PROBLEM DESCRIPTION
Your task is to copy the listing exactly, with the pictures left out.

Figure record extracts:

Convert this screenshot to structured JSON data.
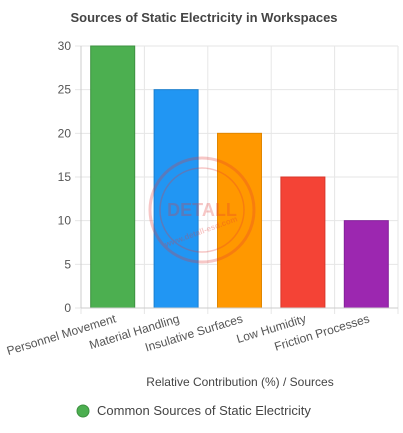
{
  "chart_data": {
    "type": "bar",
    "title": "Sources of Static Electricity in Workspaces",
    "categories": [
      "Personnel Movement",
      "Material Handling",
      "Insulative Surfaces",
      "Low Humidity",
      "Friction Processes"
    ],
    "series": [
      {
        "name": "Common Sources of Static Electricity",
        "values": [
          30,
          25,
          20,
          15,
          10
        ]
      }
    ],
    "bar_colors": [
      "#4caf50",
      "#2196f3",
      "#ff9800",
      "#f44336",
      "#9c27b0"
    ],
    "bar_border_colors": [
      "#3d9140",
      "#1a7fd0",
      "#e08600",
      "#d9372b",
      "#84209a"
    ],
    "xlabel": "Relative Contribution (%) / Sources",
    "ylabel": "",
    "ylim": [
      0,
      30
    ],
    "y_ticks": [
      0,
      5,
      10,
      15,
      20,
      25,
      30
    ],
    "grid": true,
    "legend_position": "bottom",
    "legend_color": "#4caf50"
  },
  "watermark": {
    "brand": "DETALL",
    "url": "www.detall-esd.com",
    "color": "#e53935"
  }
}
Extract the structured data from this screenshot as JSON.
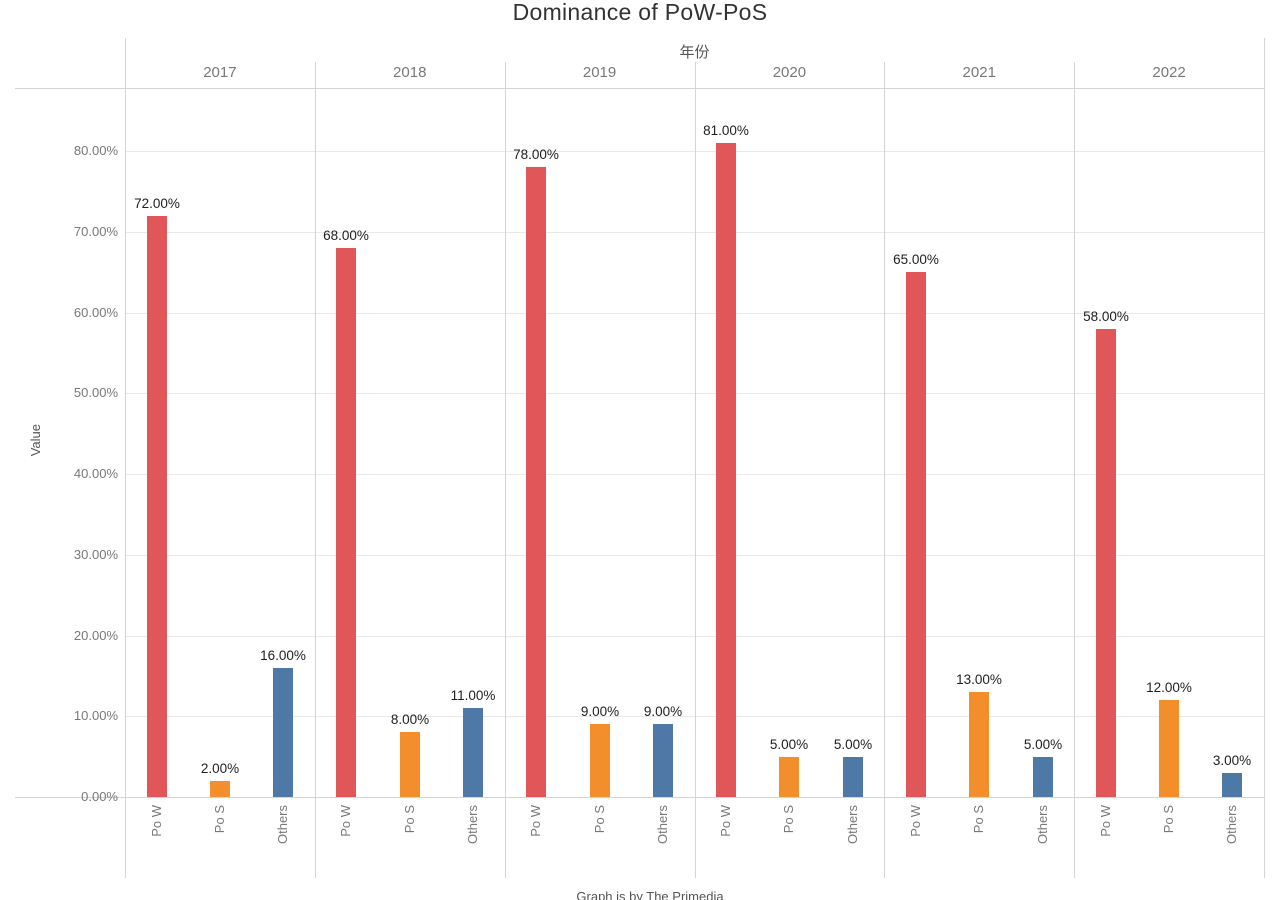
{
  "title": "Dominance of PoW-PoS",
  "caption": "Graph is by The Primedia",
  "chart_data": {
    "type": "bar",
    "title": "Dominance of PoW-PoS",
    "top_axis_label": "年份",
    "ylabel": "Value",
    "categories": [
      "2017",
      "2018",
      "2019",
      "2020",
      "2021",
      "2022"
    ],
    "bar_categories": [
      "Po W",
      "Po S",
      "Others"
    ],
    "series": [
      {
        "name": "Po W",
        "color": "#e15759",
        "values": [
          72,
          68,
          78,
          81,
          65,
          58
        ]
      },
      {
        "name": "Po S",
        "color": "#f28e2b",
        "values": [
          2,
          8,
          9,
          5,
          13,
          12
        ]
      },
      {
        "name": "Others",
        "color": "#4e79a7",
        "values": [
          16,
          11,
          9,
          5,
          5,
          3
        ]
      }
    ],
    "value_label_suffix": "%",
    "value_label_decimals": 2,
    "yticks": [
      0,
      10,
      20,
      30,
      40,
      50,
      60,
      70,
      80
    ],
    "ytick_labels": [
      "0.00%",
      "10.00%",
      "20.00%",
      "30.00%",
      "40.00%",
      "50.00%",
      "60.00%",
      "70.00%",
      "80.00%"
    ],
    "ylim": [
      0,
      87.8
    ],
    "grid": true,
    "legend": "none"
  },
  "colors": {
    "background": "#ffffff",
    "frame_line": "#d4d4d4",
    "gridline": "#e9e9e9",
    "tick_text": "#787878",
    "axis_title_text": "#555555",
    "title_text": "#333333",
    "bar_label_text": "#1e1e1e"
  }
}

RESULT FOR THIS TASK
Convert this screenshot to structured JSON data.
{
  "chart_data": {
    "type": "bar",
    "title": "Sources of Static Electricity in Workspaces",
    "categories": [
      "Personnel Movement",
      "Material Handling",
      "Insulative Surfaces",
      "Low Humidity",
      "Friction Processes"
    ],
    "series": [
      {
        "name": "Common Sources of Static Electricity",
        "values": [
          30,
          25,
          20,
          15,
          10
        ]
      }
    ],
    "bar_colors": [
      "#4caf50",
      "#2196f3",
      "#ff9800",
      "#f44336",
      "#9c27b0"
    ],
    "bar_border_colors": [
      "#3d9140",
      "#1a7fd0",
      "#e08600",
      "#d9372b",
      "#84209a"
    ],
    "xlabel": "Relative Contribution (%) / Sources",
    "ylabel": "",
    "ylim": [
      0,
      30
    ],
    "y_ticks": [
      0,
      5,
      10,
      15,
      20,
      25,
      30
    ],
    "grid": true,
    "legend_position": "bottom",
    "legend_color": "#4caf50"
  },
  "watermark": {
    "brand": "DETALL",
    "url": "www.detall-esd.com",
    "color": "#e53935"
  }
}
Extract the structured data from this screenshot as JSON.
{
  "title": "Dominance of PoW-PoS",
  "caption": "Graph is by The Primedia",
  "chart_data": {
    "type": "bar",
    "title": "Dominance of PoW-PoS",
    "top_axis_label": "年份",
    "ylabel": "Value",
    "categories": [
      "2017",
      "2018",
      "2019",
      "2020",
      "2021",
      "2022"
    ],
    "bar_categories": [
      "Po W",
      "Po S",
      "Others"
    ],
    "series": [
      {
        "name": "Po W",
        "color": "#e15759",
        "values": [
          72,
          68,
          78,
          81,
          65,
          58
        ]
      },
      {
        "name": "Po S",
        "color": "#f28e2b",
        "values": [
          2,
          8,
          9,
          5,
          13,
          12
        ]
      },
      {
        "name": "Others",
        "color": "#4e79a7",
        "values": [
          16,
          11,
          9,
          5,
          5,
          3
        ]
      }
    ],
    "value_label_suffix": "%",
    "value_label_decimals": 2,
    "yticks": [
      0,
      10,
      20,
      30,
      40,
      50,
      60,
      70,
      80
    ],
    "ytick_labels": [
      "0.00%",
      "10.00%",
      "20.00%",
      "30.00%",
      "40.00%",
      "50.00%",
      "60.00%",
      "70.00%",
      "80.00%"
    ],
    "ylim": [
      0,
      87.8
    ],
    "grid": true,
    "legend": "none"
  },
  "colors": {
    "background": "#ffffff",
    "frame_line": "#d4d4d4",
    "gridline": "#e9e9e9",
    "tick_text": "#787878",
    "axis_title_text": "#555555",
    "title_text": "#333333",
    "bar_label_text": "#1e1e1e"
  }
}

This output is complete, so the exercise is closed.